## TEXT EXTRACT
======

In Uncategorized on 01/12/2016 at 16:37

In the days of my youth, the old Saturday Evening Post ran an ad for something called Hastings Piston Rings that read “Tough, but oh so gentle.”

I’d like to apply that epithet to Judge Laro. Surely Judge Laro maintains a no-nonsense persona on the bench, and is no friend of dodgers, protesters, stallers or assorted wiseacres.

But when mercy is called for, Judge Laro is the man.

For an instance where mercy asked for is denied, see my blogpost “Asperged and Disabled,” 10/19/15. But when the Good Guy needs to shine from the bench, Judge Laro comes through. For a lawyer, yet.

In witness whereof, check out John A. Tomassetti & Cathy C. Tomassetti, Docket No. 12746-11, filed 1/12/16.

John and Cathy were collateral damage in the blowing up of the Sterling Benefit Plan, which certainly wasn’t sterling, nor did it benefit anyone but the promoters of that dodge. For more about this penguin, see my blogpost “Splitsville,” 7/14/15.

======

## TASK REQUIREMENTS
- a) Could you quote the Judge Laro post from "In the days" to "is the man."?
- b) How would you render this sentence from the Judge Laro post in Spanish: "But when mercy is called for, Judge Laro is the man."

======

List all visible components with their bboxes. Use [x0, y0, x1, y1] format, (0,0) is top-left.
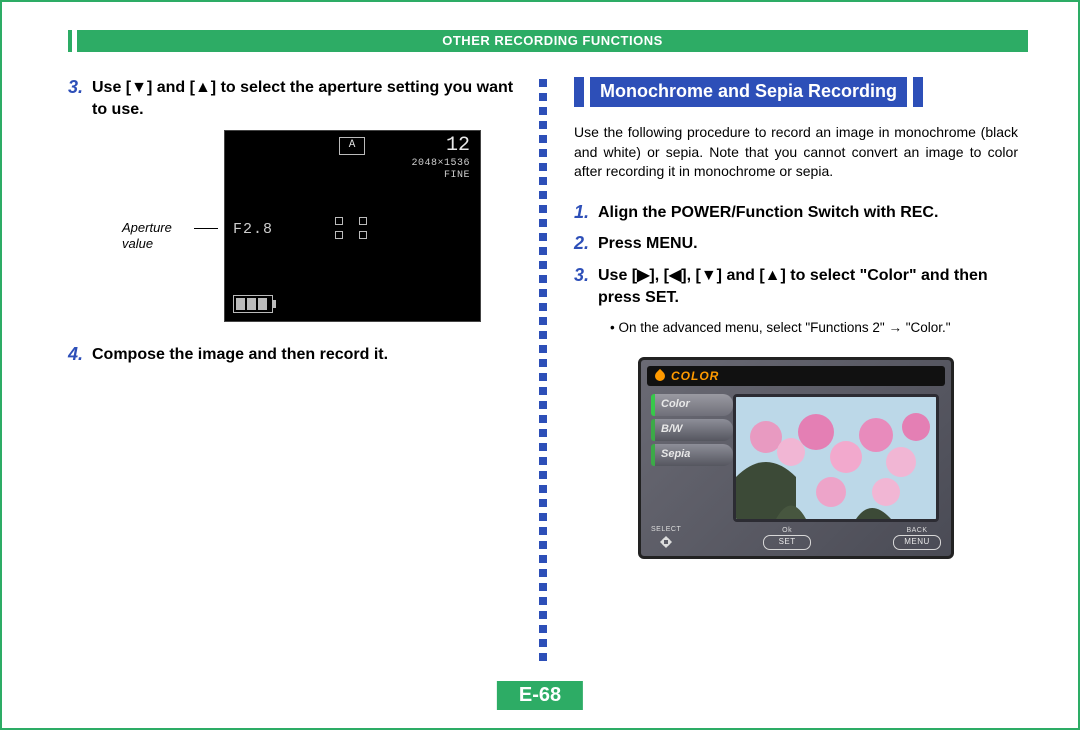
- color-preview: [733, 394, 939, 522]
- color-menu-tabs: Color B/W Sepia: [651, 394, 733, 469]
- sub-bullet: • On the advanced menu, select "Function…: [610, 318, 1018, 339]
- step-text: Use [▶], [◀], [▼] and [▲] to select "Col…: [598, 265, 1018, 308]
- color-menu-footer: SELECT Ok SET BACK MENU: [651, 522, 941, 550]
- lcd-figure: Aperture value A 12 2048×1536 FINE F2.8: [122, 130, 518, 322]
- mode-badge: A: [339, 137, 365, 155]
- flower-preview-icon: [736, 397, 936, 519]
- sub-bullet-text: On the advanced menu, select "Functions …: [618, 320, 950, 335]
- callout-line: [194, 228, 218, 229]
- step-3-left: 3. Use [▼] and [▲] to select the apertur…: [68, 77, 518, 120]
- aperture-value: F2.8: [233, 221, 273, 238]
- focus-frame-icon: [335, 217, 367, 239]
- color-tab-color[interactable]: Color: [651, 394, 733, 416]
- resolution-line1: 2048×1536: [411, 158, 470, 169]
- page-columns: 3. Use [▼] and [▲] to select the apertur…: [68, 77, 1028, 668]
- step-number: 3.: [68, 77, 92, 99]
- step-text: Compose the image and then record it.: [92, 344, 388, 366]
- intro-paragraph: Use the following procedure to record an…: [574, 123, 1018, 182]
- section-header: OTHER RECORDING FUNCTIONS: [77, 30, 1028, 52]
- color-tab-bw[interactable]: B/W: [651, 419, 733, 441]
- step-2-right: 2. Press MENU.: [574, 233, 1018, 255]
- color-menu-figure: COLOR Color B/W Sepia: [638, 357, 954, 559]
- step-number: 3.: [574, 265, 598, 287]
- footer-back: BACK MENU: [893, 527, 941, 550]
- dpad-icon: [658, 534, 674, 550]
- page-number: E-68: [497, 681, 583, 710]
- footer-ok: Ok SET: [763, 527, 811, 550]
- step-number: 2.: [574, 233, 598, 255]
- header-accent: [68, 30, 72, 52]
- column-divider: [538, 77, 548, 668]
- step-4-left: 4. Compose the image and then record it.: [68, 344, 518, 366]
- back-label: BACK: [906, 527, 927, 534]
- step-number: 4.: [68, 344, 92, 366]
- right-column: Monochrome and Sepia Recording Use the f…: [548, 77, 1018, 668]
- shots-remaining: 12: [446, 134, 470, 157]
- footer-select: SELECT: [651, 526, 681, 550]
- resolution-line2: FINE: [444, 170, 470, 181]
- step-text: Use [▼] and [▲] to select the aperture s…: [92, 77, 518, 120]
- menu-button-icon: MENU: [893, 535, 941, 550]
- step-3-right: 3. Use [▶], [◀], [▼] and [▲] to select "…: [574, 265, 1018, 308]
- left-column: 3. Use [▼] and [▲] to select the apertur…: [68, 77, 538, 668]
- aperture-caption: Aperture value: [122, 130, 188, 251]
- step-number: 1.: [574, 202, 598, 224]
- color-menu-header: COLOR: [647, 366, 945, 386]
- ok-label: Ok: [782, 527, 792, 534]
- step-text: Align the POWER/Function Switch with REC…: [598, 202, 938, 224]
- step-1-right: 1. Align the POWER/Function Switch with …: [574, 202, 1018, 224]
- camera-lcd: A 12 2048×1536 FINE F2.8: [224, 130, 481, 322]
- color-tab-sepia[interactable]: Sepia: [651, 444, 733, 466]
- set-button-icon: SET: [763, 535, 811, 550]
- battery-icon: [233, 295, 273, 313]
- manual-page: OTHER RECORDING FUNCTIONS 3. Use [▼] and…: [0, 0, 1080, 730]
- resolution-readout: 2048×1536 FINE: [411, 158, 470, 181]
- step-text: Press MENU.: [598, 233, 698, 255]
- subsection-heading: Monochrome and Sepia Recording: [584, 77, 913, 107]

======

## WORKED ANSWERS
- a)
In the days of my youth, the old Saturday Evening Post ran an ad for something called Hastings Piston Rings that read “Tough, but oh so gentle.”

I’d like to apply that epithet to Judge Laro. Surely Judge Laro maintains a no-nonsense persona on the bench, and is no friend of dodgers, protesters, stallers or assorted wiseacres.

But when mercy is called for, Judge Laro is the man.

- b) Pero cuando se requiere clemencia, el juez Laro es el indicado.